[Stored dataset items]
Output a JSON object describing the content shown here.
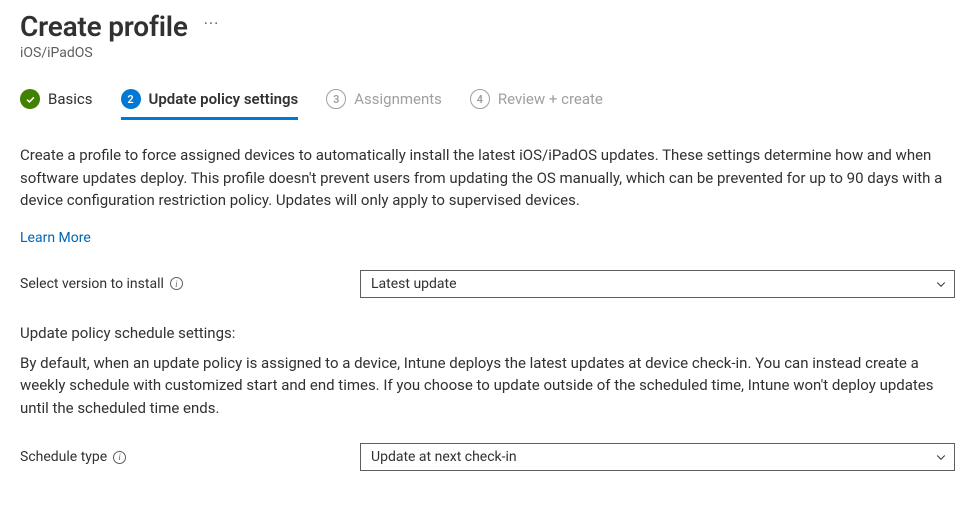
{
  "header": {
    "title": "Create profile",
    "subtitle": "iOS/iPadOS"
  },
  "tabs": {
    "basics": {
      "label": "Basics"
    },
    "update_policy": {
      "number": "2",
      "label": "Update policy settings"
    },
    "assignments": {
      "number": "3",
      "label": "Assignments"
    },
    "review": {
      "number": "4",
      "label": "Review + create"
    }
  },
  "content": {
    "description": "Create a profile to force assigned devices to automatically install the latest iOS/iPadOS updates. These settings determine how and when software updates deploy. This profile doesn't prevent users from updating the OS manually, which can be prevented for up to 90 days with a device configuration restriction policy. Updates will only apply to supervised devices.",
    "learn_more": "Learn More"
  },
  "form": {
    "select_version_label": "Select version to install",
    "select_version_value": "Latest update",
    "schedule_section_title": "Update policy schedule settings:",
    "schedule_section_desc": "By default, when an update policy is assigned to a device, Intune deploys the latest updates at device check-in. You can instead create a weekly schedule with customized start and end times. If you choose to update outside of the scheduled time, Intune won't deploy updates until the scheduled time ends.",
    "schedule_type_label": "Schedule type",
    "schedule_type_value": "Update at next check-in"
  }
}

## WHAT YOU SHOULD DO:
Pictures are to be left out; the records above must be repeated word for word.

## SOLUTION TO THIS EXERCISE:
Output a JSON object describing the content shown here.
{
  "header": {
    "title": "Create profile",
    "subtitle": "iOS/iPadOS"
  },
  "tabs": {
    "basics": {
      "label": "Basics"
    },
    "update_policy": {
      "number": "2",
      "label": "Update policy settings"
    },
    "assignments": {
      "number": "3",
      "label": "Assignments"
    },
    "review": {
      "number": "4",
      "label": "Review + create"
    }
  },
  "content": {
    "description": "Create a profile to force assigned devices to automatically install the latest iOS/iPadOS updates. These settings determine how and when software updates deploy. This profile doesn't prevent users from updating the OS manually, which can be prevented for up to 90 days with a device configuration restriction policy. Updates will only apply to supervised devices.",
    "learn_more": "Learn More"
  },
  "form": {
    "select_version_label": "Select version to install",
    "select_version_value": "Latest update",
    "schedule_section_title": "Update policy schedule settings:",
    "schedule_section_desc": "By default, when an update policy is assigned to a device, Intune deploys the latest updates at device check-in. You can instead create a weekly schedule with customized start and end times. If you choose to update outside of the scheduled time, Intune won't deploy updates until the scheduled time ends.",
    "schedule_type_label": "Schedule type",
    "schedule_type_value": "Update at next check-in"
  }
}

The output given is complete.